Exercices
**a)** Recopiez le passage de l'article sur la lettre de Valérie Pécresse compris entre « La plus grande » et « suite de l'article. », inclus.
**b)** Mettez sous forme de tableau Markdown les lignes des enregistrements, depuis le début jusqu'à la ligne contenant « - bar-incomplete-westlaw: [620, 378, 639, 559] » incluse, avec les colonnes N° et Contenu et sans les lignes vides.
═══ Extrait fourni ═══
Joyeux Hanoukka, et votez pour moi : c'est le message de Valérie Pécresse à la communauté juive d'Île-de-France. C'est par un long courrier à en-tête de sa campagne et daté de jeudi 10 décembre que la candidate LR-UDI-MoDem a fait d'une pierre deux coups.
La plus grande partie de son message est d'ordre général, rappelant par exemple la "communauté de valeurs entre le judaïsme et la République". Mais Valérie Pécresse y glisse aussi plusieurs références très explicites aux élections régionales, notamment des engagements en vue de son éventuelle élection, dimanche soir, à la tête de la région capitale. Le contenu précis de cette missive est détaillé dans la suite de l'article.
Contacté par Le Lab, l'entourage de la candidate affirme que cette lettre n'a pas été "envoyée directement du siège" de campagne mais simplement "mise à disposition des têtes de liste départementales". "Charge ensuite à eux de savoir s'ils désiraient relayer ce courrier localement", aux autorités religieuses ou membres influents de la communauté, par exemple.
═══ Enregistrements fournis ═══
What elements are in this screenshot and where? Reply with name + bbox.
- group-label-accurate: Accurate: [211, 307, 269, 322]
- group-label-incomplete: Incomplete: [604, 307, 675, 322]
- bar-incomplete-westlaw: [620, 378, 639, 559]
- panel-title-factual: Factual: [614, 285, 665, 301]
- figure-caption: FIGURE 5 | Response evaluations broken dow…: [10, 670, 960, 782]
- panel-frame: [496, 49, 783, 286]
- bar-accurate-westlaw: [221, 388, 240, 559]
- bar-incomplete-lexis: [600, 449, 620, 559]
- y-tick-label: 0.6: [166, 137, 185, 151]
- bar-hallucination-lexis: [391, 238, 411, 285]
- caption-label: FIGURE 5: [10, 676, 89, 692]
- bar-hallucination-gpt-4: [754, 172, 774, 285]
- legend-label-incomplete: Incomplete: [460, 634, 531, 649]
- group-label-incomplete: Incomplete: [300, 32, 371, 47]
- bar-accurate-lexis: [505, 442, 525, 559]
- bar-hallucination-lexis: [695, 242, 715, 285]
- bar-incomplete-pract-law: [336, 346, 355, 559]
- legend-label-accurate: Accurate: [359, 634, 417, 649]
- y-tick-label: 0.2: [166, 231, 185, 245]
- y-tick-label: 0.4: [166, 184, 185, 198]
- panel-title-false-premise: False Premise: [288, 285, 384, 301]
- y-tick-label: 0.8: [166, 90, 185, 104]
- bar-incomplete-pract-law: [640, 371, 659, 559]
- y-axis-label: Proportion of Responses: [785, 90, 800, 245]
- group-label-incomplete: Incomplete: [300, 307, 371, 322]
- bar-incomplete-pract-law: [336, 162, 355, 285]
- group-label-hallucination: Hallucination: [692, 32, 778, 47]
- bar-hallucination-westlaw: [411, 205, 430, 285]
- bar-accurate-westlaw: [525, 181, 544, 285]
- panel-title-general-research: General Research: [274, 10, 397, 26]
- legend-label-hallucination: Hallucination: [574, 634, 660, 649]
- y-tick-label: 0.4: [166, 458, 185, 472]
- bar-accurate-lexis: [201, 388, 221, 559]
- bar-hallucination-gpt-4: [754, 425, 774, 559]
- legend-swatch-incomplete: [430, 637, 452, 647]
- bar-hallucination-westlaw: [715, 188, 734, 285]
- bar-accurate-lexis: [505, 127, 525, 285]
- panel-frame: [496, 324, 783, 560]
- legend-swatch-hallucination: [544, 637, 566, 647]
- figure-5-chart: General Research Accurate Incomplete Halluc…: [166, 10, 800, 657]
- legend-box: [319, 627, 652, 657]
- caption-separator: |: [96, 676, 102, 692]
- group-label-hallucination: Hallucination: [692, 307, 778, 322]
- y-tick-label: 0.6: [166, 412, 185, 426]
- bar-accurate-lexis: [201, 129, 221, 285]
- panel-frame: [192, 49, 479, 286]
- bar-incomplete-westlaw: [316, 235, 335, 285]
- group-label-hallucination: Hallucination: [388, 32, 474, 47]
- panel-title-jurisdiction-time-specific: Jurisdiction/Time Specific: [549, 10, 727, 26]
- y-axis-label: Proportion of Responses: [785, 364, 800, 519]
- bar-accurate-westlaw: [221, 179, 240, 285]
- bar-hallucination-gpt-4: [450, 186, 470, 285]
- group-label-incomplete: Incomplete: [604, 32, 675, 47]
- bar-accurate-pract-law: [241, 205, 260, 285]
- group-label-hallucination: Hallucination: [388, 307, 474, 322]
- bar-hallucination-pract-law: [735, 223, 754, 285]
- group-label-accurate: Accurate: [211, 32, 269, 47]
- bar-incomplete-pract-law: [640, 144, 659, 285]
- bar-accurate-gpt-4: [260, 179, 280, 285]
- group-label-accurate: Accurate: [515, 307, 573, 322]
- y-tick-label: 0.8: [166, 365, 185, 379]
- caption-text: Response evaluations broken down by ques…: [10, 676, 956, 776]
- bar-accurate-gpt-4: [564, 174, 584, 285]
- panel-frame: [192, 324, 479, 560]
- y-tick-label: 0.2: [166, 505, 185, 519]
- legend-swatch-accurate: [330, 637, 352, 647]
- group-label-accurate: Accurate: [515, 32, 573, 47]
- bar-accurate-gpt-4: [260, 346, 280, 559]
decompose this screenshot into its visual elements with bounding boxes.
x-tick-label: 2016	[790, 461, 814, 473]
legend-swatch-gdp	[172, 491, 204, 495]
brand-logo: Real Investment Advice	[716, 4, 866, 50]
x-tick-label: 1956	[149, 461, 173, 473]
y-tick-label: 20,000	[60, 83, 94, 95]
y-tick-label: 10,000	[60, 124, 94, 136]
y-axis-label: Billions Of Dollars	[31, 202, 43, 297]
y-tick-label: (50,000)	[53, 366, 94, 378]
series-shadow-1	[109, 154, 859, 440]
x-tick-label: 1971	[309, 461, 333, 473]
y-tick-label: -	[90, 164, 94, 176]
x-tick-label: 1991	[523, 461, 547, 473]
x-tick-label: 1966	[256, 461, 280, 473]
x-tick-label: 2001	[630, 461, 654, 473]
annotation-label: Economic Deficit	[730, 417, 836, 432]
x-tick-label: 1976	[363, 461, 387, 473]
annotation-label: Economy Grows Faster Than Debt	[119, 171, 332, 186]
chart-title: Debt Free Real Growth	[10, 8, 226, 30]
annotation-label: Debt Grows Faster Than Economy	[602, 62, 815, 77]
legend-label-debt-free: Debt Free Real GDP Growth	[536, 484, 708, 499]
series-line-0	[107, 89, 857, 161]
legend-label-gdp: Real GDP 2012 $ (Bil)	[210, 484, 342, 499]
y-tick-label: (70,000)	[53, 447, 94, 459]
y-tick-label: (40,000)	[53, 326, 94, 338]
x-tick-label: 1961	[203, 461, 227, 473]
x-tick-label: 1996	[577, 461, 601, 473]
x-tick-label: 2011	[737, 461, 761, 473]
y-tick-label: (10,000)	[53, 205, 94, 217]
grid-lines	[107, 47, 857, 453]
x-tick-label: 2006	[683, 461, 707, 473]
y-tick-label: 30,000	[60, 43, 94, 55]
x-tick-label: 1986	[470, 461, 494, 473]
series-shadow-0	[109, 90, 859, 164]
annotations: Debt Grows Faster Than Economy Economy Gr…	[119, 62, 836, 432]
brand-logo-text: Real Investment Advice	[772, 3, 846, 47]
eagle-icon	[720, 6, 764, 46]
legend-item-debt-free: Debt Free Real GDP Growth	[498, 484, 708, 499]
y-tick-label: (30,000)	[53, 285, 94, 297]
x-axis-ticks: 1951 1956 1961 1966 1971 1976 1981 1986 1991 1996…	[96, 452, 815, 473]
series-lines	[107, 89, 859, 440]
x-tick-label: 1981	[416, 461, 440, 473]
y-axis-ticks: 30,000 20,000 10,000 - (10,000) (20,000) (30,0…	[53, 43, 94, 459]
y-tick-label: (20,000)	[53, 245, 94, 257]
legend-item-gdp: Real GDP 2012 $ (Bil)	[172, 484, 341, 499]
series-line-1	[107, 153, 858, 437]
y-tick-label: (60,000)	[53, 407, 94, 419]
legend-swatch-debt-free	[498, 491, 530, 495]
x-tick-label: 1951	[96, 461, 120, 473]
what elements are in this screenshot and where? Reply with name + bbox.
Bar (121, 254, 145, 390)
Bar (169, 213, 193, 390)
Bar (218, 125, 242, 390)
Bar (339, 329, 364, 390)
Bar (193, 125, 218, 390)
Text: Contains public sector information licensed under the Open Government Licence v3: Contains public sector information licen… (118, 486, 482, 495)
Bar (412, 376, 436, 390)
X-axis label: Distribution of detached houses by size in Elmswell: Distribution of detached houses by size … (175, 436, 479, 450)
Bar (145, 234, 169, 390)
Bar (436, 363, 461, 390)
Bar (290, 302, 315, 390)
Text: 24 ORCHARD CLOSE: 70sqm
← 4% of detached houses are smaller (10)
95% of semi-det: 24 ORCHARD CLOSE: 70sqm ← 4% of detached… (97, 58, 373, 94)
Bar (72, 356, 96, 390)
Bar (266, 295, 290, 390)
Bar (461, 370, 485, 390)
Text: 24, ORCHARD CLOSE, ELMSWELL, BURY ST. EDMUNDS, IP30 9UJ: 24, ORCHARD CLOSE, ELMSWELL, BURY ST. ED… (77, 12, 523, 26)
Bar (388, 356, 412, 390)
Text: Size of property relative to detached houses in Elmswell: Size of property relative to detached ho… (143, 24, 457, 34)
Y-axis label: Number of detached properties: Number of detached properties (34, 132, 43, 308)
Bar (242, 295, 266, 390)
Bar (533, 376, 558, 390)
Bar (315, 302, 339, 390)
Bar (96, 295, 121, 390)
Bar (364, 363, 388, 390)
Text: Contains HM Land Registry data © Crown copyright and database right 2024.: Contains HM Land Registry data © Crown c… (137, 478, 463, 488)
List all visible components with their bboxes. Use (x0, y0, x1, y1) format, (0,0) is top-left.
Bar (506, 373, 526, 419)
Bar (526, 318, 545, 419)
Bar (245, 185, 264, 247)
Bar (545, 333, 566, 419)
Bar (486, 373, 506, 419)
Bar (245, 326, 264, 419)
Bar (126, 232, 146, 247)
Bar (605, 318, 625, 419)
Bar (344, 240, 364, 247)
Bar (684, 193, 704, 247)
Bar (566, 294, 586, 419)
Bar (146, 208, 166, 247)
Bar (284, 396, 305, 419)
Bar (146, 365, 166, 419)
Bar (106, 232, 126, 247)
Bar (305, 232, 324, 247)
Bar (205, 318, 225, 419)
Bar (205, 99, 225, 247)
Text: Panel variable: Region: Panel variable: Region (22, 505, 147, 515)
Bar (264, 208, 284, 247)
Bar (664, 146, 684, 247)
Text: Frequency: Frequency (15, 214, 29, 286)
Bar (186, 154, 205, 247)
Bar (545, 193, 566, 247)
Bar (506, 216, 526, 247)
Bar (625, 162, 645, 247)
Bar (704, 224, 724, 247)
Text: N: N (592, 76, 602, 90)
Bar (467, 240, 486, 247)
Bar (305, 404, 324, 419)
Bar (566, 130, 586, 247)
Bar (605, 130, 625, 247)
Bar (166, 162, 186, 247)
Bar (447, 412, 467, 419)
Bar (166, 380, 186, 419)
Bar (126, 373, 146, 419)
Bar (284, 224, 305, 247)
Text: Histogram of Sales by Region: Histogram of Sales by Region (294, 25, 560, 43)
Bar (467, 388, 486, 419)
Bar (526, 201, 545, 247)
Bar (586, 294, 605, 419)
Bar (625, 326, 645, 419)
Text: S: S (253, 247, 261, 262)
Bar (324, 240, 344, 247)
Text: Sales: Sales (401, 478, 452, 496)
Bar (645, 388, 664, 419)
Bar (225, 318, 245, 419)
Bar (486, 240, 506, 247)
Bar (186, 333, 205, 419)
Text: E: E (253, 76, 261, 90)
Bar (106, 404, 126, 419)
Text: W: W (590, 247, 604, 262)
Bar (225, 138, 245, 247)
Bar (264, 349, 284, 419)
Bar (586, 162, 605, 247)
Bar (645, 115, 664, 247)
═══
Réponses fournies
**a)**
La plus grande partie de son message est d'ordre général, rappelant par exemple la "communauté de valeurs entre le judaïsme et la République". Mais Valérie Pécresse y glisse aussi plusieurs références très explicites aux élections régionales, notamment des engagements en vue de son éventuelle élection, dimanche soir, à la tête de la région capitale. Le contenu précis de cette missive est détaillé dans la suite de l'article.

**b)**
| N° | Contenu |
|---|---|
| 1 | What elements are in this screenshot and where? Reply with name + bbox. |
| 2 | - group-label-accurate: Accurate: [211, 307, 269, 322] |
| 3 | - group-label-incomplete: Incomplete: [604, 307, 675, 322] |
| 4 | - bar-incomplete-westlaw: [620, 378, 639, 559] |